-- BEGIN RECORDS PROVIDED --
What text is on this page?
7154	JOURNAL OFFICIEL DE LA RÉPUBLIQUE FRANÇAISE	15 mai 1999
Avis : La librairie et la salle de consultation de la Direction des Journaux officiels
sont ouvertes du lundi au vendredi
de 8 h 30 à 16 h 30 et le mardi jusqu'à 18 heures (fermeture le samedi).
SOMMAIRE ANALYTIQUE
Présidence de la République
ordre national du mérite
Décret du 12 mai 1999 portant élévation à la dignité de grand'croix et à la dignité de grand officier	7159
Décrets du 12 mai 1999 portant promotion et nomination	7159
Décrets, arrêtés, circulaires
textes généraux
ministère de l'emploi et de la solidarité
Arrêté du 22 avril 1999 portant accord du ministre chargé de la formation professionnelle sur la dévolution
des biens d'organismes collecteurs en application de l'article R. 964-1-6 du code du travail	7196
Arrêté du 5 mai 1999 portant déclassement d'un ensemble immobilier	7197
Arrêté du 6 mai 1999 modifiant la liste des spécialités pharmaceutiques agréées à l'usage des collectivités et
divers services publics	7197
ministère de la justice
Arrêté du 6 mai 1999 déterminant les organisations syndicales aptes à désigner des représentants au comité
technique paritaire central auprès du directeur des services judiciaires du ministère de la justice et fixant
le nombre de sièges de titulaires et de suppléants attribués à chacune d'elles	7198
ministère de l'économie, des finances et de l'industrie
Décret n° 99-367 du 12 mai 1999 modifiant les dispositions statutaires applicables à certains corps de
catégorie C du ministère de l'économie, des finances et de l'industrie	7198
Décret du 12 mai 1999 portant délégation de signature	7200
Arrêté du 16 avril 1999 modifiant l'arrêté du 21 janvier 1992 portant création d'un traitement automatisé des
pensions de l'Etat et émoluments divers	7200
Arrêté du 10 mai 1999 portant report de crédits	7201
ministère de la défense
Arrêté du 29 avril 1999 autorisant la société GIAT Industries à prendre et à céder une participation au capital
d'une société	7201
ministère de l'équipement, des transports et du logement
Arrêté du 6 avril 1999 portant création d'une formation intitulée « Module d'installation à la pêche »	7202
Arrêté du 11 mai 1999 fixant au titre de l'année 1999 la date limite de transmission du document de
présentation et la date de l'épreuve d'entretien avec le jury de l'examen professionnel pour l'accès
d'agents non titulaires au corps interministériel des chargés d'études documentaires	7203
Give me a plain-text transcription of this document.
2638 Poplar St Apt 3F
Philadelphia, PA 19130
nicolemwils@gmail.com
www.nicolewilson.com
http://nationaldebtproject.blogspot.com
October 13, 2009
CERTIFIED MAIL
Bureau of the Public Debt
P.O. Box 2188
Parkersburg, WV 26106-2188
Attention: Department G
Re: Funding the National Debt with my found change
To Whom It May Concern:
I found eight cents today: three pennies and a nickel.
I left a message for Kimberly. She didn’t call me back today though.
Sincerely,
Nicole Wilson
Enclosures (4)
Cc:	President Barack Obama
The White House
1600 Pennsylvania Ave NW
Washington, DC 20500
-- END RECORDS PROVIDED --
PROMPT » In the listing, how many lines hold "divers"? Answer with a bare number.

RESPONSE TO THE EXERCISE » 2